■ **AIM OF THE TASK**
Go through the records and extract every line with the word "ساری".

■ **DATA SHOWN**
* * * * *
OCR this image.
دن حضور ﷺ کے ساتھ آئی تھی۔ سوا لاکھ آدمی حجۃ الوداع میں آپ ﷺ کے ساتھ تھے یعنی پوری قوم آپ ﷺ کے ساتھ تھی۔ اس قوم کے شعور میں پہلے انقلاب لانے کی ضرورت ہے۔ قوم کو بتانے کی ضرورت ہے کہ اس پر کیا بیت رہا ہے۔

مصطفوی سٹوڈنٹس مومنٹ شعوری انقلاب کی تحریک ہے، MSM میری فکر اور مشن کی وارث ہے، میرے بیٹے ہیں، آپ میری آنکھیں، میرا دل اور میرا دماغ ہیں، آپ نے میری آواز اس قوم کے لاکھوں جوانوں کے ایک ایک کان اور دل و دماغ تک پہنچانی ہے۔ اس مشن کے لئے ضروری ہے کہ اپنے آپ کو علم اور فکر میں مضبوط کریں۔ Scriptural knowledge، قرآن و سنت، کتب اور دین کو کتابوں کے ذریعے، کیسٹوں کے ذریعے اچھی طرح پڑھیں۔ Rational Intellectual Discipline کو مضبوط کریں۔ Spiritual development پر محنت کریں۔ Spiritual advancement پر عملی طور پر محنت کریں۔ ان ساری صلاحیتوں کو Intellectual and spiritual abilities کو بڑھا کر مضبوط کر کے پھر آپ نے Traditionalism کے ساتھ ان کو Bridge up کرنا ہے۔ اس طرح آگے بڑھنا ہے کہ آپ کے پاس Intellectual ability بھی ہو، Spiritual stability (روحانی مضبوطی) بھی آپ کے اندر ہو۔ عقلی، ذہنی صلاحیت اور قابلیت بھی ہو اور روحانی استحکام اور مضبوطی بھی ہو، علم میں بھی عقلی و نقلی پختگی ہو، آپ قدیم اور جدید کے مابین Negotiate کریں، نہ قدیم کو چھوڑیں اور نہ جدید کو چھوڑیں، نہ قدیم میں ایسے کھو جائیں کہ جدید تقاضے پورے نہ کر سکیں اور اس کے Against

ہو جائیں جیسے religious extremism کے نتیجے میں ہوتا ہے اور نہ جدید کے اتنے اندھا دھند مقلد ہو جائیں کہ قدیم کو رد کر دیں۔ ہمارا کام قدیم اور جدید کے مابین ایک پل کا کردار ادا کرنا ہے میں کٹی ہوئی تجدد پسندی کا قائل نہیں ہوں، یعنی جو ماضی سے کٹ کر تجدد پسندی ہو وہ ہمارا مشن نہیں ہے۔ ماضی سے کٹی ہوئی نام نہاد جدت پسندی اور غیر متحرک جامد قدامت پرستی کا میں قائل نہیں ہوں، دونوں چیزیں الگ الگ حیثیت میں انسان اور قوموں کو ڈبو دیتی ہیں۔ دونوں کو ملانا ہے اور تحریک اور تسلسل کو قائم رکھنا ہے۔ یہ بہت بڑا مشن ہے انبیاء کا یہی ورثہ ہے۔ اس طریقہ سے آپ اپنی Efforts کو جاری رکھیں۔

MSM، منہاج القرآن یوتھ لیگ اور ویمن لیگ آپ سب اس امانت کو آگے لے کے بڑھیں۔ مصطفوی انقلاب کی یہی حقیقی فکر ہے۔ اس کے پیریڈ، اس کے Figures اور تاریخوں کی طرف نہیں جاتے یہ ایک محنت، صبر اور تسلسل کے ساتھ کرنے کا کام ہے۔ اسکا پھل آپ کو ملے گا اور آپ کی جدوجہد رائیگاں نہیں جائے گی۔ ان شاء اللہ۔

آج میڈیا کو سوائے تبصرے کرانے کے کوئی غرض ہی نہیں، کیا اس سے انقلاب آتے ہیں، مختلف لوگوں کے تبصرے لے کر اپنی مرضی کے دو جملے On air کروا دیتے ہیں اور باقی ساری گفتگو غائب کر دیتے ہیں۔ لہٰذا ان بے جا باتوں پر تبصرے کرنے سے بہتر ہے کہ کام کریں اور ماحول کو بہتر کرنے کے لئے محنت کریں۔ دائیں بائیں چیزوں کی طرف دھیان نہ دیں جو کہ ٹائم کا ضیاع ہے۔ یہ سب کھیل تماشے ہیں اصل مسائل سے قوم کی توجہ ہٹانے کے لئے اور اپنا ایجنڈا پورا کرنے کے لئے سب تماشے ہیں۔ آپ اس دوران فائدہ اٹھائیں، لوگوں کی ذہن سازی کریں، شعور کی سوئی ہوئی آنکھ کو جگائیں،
* * * * *
■ **EXERCISE SOLUTION**
مصطفوی سٹوڈنٹس مومنٹ شعوری انقلاب کی تحریک ہے، MSM میری فکر اور مشن کی وارث ہے، میرے بیٹے ہیں، آپ میری آنکھیں، میرا دل اور میرا دماغ ہیں، آپ نے میری آواز اس قوم کے لاکھوں جوانوں کے ایک ایک کان اور دل و دماغ تک پہنچانی ہے۔ اس مشن کے لئے ضروری ہے کہ اپنے آپ کو علم اور فکر میں مضبوط کریں۔ Scriptural knowledge، قرآن و سنت، کتب اور دین کو کتابوں کے ذریعے، کیسٹوں کے ذریعے اچھی طرح پڑھیں۔ Rational Intellectual Discipline کو مضبوط کریں۔ Spiritual development پر محنت کریں۔ Spiritual advancement پر عملی طور پر محنت کریں۔ ان ساری صلاحیتوں کو Intellectual and spiritual abilities کو بڑھا کر مضبوط کر کے پھر آپ نے Traditionalism کے ساتھ ان کو Bridge up کرنا ہے۔ اس طرح آگے بڑھنا ہے کہ آپ کے پاس Intellectual ability بھی ہو، Spiritual stability (روحانی مضبوطی) بھی آپ کے اندر ہو۔ عقلی، ذہنی صلاحیت اور قابلیت بھی ہو اور روحانی استحکام اور مضبوطی بھی ہو، علم میں بھی عقلی و نقلی پختگی ہو، آپ قدیم اور جدید کے مابین Negotiate کریں، نہ قدیم کو چھوڑیں اور نہ جدید کو چھوڑیں، نہ قدیم میں ایسے کھو جائیں کہ جدید تقاضے پورے نہ کر سکیں اور اس کے Against
آج میڈیا کو سوائے تبصرے کرانے کے کوئی غرض ہی نہیں، کیا اس سے انقلاب آتے ہیں، مختلف لوگوں کے تبصرے لے کر اپنی مرضی کے دو جملے On air کروا دیتے ہیں اور باقی ساری گفتگو غائب کر دیتے ہیں۔ لہٰذا ان بے جا باتوں پر تبصرے کرنے سے بہتر ہے کہ کام کریں اور ماحول کو بہتر کرنے کے لئے محنت کریں۔ دائیں بائیں چیزوں کی طرف دھیان نہ دیں جو کہ ٹائم کا ضیاع ہے۔ یہ سب کھیل تماشے ہیں اصل مسائل سے قوم کی توجہ ہٹانے کے لئے اور اپنا ایجنڈا پورا کرنے کے لئے سب تماشے ہیں۔ آپ اس دوران فائدہ اٹھائیں، لوگوں کی ذہن سازی کریں، شعور کی سوئی ہوئی آنکھ کو جگائیں،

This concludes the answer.